* BEGIN Exercise inputs *
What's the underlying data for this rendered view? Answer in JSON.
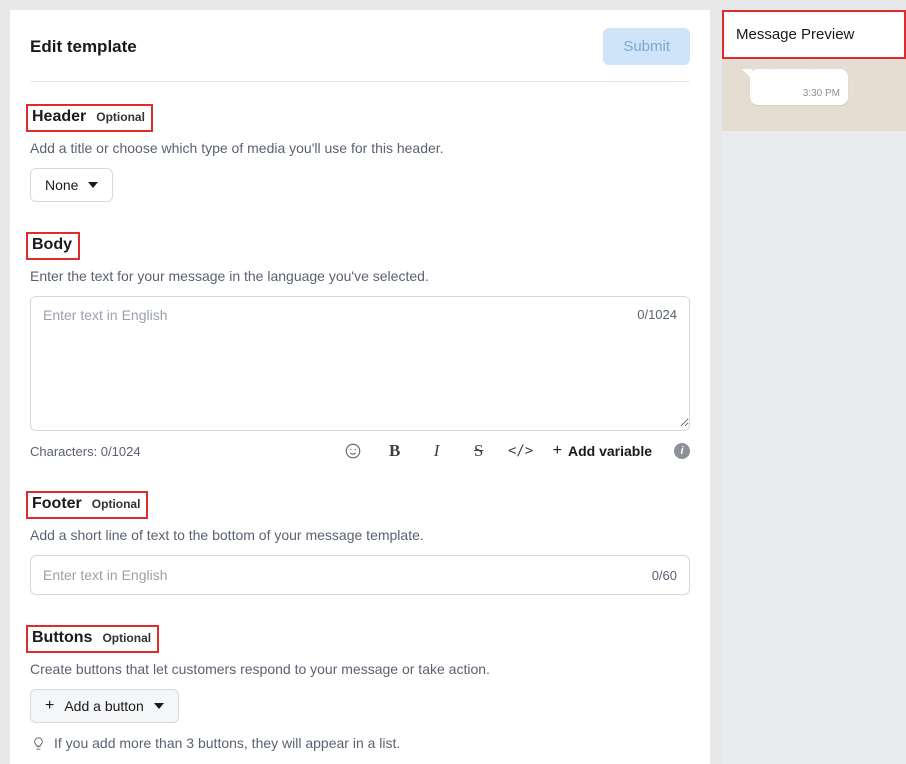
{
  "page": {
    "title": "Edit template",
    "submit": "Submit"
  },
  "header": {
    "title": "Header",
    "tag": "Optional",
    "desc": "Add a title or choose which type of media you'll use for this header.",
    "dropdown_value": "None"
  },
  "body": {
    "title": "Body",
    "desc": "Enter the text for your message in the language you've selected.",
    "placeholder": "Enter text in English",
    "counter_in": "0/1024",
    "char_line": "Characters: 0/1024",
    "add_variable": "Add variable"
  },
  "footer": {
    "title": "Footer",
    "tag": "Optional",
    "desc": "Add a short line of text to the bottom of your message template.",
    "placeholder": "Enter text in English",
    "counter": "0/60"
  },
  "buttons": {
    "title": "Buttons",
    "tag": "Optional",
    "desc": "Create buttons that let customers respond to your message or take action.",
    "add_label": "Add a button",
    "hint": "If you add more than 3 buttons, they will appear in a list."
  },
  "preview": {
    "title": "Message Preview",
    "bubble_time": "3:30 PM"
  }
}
* END Exercise inputs *
* BEGIN Exercise inputs *
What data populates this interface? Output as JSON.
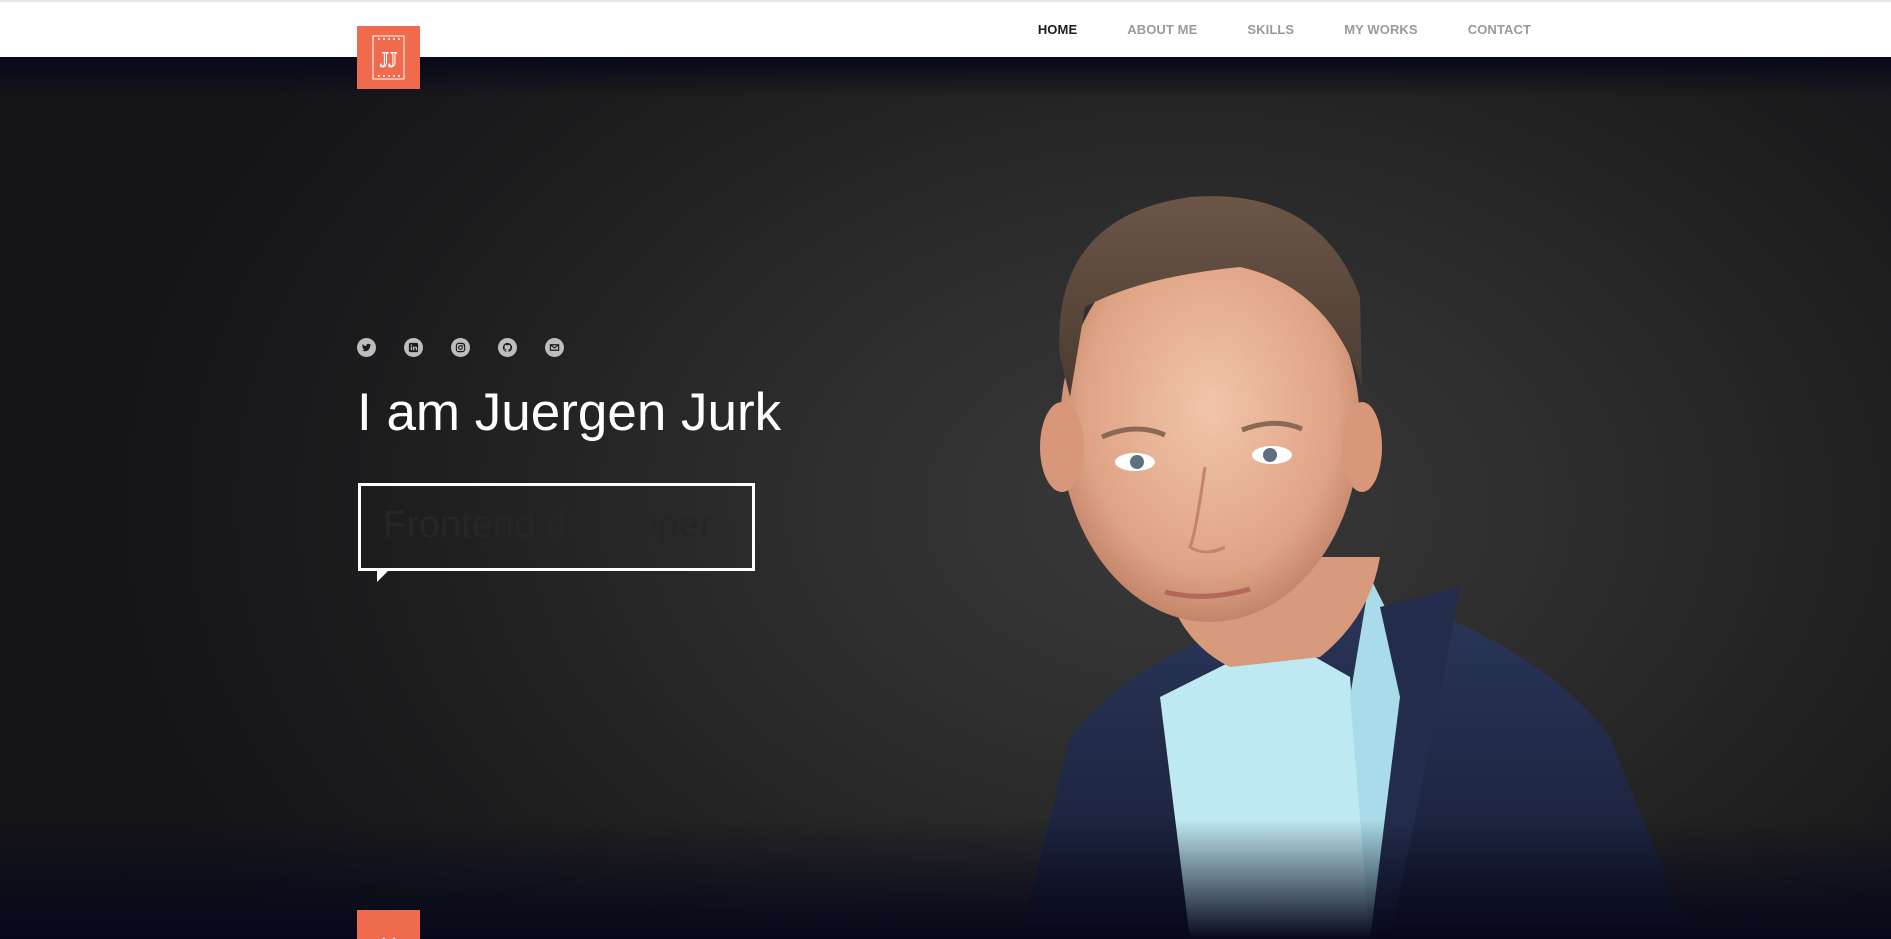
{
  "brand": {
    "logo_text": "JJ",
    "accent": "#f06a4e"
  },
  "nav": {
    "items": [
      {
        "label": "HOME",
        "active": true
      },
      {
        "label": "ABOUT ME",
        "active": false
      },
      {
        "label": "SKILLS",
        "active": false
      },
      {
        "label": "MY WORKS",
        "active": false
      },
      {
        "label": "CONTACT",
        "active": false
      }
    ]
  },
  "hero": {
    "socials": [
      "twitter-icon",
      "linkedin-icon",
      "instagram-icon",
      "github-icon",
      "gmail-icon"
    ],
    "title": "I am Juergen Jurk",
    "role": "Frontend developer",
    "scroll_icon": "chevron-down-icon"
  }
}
* END Exercise inputs *
* BEGIN Exercise inputs *
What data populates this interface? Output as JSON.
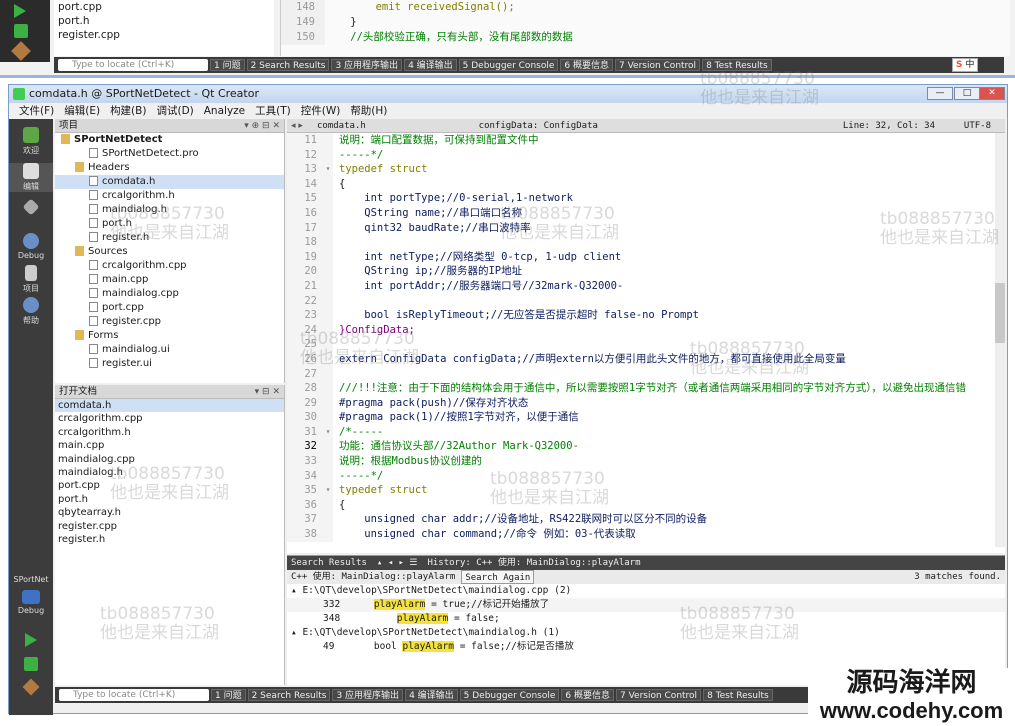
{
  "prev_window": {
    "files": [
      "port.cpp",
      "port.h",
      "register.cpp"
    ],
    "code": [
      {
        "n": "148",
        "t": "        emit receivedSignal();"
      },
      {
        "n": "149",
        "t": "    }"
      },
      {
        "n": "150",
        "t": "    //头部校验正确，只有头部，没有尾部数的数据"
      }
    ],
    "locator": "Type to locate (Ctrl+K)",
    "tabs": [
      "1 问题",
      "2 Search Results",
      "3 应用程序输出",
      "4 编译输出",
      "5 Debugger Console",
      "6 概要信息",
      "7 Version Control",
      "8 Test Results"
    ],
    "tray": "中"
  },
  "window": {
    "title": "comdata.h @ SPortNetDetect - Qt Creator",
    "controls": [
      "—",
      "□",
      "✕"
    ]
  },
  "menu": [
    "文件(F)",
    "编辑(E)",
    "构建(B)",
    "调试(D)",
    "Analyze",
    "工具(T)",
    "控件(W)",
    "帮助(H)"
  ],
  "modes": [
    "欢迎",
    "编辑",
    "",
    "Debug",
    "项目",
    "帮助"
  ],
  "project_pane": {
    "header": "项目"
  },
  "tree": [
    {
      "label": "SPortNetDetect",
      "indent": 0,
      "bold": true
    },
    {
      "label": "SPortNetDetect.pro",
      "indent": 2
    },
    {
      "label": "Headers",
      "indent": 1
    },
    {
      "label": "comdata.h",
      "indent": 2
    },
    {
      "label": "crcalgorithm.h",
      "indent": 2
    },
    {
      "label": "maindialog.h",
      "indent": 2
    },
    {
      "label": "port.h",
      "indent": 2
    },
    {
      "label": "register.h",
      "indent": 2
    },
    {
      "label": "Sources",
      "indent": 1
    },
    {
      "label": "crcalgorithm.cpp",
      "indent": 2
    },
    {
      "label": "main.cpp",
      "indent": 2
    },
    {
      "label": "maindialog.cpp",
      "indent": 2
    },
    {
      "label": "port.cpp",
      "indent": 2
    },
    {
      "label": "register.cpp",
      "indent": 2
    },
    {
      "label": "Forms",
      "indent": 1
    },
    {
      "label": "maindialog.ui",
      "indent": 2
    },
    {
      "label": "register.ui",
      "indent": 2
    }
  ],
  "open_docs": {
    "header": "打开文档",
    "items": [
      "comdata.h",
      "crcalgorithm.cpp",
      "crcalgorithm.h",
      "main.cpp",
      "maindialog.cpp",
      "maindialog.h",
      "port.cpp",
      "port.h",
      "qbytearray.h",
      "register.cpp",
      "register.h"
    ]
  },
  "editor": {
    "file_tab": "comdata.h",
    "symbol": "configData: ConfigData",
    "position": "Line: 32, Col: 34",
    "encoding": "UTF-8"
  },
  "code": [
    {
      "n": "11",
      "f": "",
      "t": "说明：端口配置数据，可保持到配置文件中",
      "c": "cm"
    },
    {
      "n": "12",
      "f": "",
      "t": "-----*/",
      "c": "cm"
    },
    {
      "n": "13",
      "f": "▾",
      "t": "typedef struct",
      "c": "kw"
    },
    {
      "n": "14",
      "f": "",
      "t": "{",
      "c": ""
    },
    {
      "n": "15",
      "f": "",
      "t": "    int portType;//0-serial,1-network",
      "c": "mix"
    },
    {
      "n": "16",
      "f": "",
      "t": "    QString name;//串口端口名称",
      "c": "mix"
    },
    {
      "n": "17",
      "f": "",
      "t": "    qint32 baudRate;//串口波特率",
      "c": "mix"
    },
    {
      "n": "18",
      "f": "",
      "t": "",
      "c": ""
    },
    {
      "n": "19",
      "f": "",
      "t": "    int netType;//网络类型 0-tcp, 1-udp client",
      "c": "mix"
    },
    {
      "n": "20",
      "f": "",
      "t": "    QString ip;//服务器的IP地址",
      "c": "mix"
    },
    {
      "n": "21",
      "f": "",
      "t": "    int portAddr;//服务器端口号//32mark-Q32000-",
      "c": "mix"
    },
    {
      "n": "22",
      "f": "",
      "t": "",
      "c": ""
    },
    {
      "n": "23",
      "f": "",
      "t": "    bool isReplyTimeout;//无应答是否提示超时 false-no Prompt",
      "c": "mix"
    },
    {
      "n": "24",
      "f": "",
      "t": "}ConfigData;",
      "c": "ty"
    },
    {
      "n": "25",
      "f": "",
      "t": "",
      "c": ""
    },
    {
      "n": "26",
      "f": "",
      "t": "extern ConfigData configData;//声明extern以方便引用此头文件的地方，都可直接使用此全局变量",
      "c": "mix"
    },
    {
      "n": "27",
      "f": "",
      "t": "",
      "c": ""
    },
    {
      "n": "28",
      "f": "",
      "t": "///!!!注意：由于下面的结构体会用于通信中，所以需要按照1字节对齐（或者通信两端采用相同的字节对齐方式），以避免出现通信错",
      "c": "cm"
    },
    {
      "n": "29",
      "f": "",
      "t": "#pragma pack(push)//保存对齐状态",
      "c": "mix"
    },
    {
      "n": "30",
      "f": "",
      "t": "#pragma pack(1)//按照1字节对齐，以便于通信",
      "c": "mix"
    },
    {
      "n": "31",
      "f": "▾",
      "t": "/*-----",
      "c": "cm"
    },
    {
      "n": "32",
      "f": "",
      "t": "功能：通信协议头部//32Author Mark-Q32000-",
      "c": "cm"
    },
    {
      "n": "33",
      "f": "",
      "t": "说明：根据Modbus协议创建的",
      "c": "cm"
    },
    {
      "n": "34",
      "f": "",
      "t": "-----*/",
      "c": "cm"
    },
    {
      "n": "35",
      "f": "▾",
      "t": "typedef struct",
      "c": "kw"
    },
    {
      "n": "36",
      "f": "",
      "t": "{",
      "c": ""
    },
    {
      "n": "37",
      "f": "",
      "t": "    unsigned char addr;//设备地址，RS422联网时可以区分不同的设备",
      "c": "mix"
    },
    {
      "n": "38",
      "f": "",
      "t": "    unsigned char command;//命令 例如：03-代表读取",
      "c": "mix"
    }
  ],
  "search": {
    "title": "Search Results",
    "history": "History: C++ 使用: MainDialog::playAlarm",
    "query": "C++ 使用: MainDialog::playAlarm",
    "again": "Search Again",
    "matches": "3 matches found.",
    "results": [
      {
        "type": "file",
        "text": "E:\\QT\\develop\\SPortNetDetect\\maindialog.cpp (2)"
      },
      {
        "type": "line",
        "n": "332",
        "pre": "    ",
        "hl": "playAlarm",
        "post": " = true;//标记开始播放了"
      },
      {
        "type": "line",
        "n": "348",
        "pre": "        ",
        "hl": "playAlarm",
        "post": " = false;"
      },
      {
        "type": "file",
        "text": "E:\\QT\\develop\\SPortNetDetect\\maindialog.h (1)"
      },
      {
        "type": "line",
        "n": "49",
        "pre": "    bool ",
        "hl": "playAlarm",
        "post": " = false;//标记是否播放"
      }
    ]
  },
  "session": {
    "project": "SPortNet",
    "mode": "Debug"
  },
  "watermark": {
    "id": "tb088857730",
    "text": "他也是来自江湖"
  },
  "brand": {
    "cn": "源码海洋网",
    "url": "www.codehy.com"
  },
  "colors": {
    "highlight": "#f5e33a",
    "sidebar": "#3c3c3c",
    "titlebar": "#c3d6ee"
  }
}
* END Exercise inputs *
- _Problem details_
Where a line of the entries contains the word "pack", copy that line.

- _Solution to this task_
      "t": "#pragma pack(push)//保存对齐状态",
      "t": "#pragma pack(1)//按照1字节对齐，以便于通信",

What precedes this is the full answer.